* start Task input *

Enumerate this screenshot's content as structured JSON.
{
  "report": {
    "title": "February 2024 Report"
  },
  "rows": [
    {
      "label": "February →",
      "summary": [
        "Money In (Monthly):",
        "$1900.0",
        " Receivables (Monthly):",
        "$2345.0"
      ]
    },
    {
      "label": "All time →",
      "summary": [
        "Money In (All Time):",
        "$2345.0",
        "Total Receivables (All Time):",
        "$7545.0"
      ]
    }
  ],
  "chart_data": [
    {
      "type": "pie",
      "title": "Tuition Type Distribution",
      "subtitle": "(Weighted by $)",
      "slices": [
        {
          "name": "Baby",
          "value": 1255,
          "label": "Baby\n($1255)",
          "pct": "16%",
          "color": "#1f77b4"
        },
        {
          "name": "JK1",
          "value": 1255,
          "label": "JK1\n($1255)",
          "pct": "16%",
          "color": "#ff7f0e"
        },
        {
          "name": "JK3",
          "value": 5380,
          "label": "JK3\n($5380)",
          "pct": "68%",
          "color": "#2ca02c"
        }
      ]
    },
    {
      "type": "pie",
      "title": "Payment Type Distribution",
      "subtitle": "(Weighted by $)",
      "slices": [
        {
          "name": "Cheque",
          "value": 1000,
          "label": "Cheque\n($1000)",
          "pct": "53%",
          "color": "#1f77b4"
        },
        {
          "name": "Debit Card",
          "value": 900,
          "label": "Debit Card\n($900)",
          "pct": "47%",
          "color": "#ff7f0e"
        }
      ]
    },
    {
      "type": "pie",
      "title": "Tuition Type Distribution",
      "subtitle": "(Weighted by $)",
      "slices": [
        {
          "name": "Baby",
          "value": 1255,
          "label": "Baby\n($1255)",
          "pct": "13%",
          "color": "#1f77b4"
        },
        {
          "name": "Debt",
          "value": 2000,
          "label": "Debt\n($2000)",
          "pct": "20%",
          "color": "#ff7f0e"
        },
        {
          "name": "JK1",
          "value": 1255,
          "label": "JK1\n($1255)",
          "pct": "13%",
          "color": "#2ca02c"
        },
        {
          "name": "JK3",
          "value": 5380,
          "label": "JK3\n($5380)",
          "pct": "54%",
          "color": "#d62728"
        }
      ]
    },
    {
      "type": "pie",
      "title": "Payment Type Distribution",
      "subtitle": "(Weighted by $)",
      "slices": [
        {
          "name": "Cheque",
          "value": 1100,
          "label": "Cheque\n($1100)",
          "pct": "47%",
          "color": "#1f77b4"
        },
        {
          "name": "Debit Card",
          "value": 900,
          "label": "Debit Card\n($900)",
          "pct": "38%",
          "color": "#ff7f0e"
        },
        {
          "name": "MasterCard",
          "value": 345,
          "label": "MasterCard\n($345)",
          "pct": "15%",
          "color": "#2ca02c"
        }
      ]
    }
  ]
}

* end Task input *

• Aim
Give the records above again, word for word.

• Exercise result
Enumerate this screenshot's content as structured JSON.
{
  "report": {
    "title": "February 2024 Report"
  },
  "rows": [
    {
      "label": "February →",
      "summary": [
        "Money In (Monthly):",
        "$1900.0",
        " Receivables (Monthly):",
        "$2345.0"
      ]
    },
    {
      "label": "All time →",
      "summary": [
        "Money In (All Time):",
        "$2345.0",
        "Total Receivables (All Time):",
        "$7545.0"
      ]
    }
  ],
  "chart_data": [
    {
      "type": "pie",
      "title": "Tuition Type Distribution",
      "subtitle": "(Weighted by $)",
      "slices": [
        {
          "name": "Baby",
          "value": 1255,
          "label": "Baby\n($1255)",
          "pct": "16%",
          "color": "#1f77b4"
        },
        {
          "name": "JK1",
          "value": 1255,
          "label": "JK1\n($1255)",
          "pct": "16%",
          "color": "#ff7f0e"
        },
        {
          "name": "JK3",
          "value": 5380,
          "label": "JK3\n($5380)",
          "pct": "68%",
          "color": "#2ca02c"
        }
      ]
    },
    {
      "type": "pie",
      "title": "Payment Type Distribution",
      "subtitle": "(Weighted by $)",
      "slices": [
        {
          "name": "Cheque",
          "value": 1000,
          "label": "Cheque\n($1000)",
          "pct": "53%",
          "color": "#1f77b4"
        },
        {
          "name": "Debit Card",
          "value": 900,
          "label": "Debit Card\n($900)",
          "pct": "47%",
          "color": "#ff7f0e"
        }
      ]
    },
    {
      "type": "pie",
      "title": "Tuition Type Distribution",
      "subtitle": "(Weighted by $)",
      "slices": [
        {
          "name": "Baby",
          "value": 1255,
          "label": "Baby\n($1255)",
          "pct": "13%",
          "color": "#1f77b4"
        },
        {
          "name": "Debt",
          "value": 2000,
          "label": "Debt\n($2000)",
          "pct": "20%",
          "color": "#ff7f0e"
        },
        {
          "name": "JK1",
          "value": 1255,
          "label": "JK1\n($1255)",
          "pct": "13%",
          "color": "#2ca02c"
        },
        {
          "name": "JK3",
          "value": 5380,
          "label": "JK3\n($5380)",
          "pct": "54%",
          "color": "#d62728"
        }
      ]
    },
    {
      "type": "pie",
      "title": "Payment Type Distribution",
      "subtitle": "(Weighted by $)",
      "slices": [
        {
          "name": "Cheque",
          "value": 1100,
          "label": "Cheque\n($1100)",
          "pct": "47%",
          "color": "#1f77b4"
        },
        {
          "name": "Debit Card",
          "value": 900,
          "label": "Debit Card\n($900)",
          "pct": "38%",
          "color": "#ff7f0e"
        },
        {
          "name": "MasterCard",
          "value": 345,
          "label": "MasterCard\n($345)",
          "pct": "15%",
          "color": "#2ca02c"
        }
      ]
    }
  ]
}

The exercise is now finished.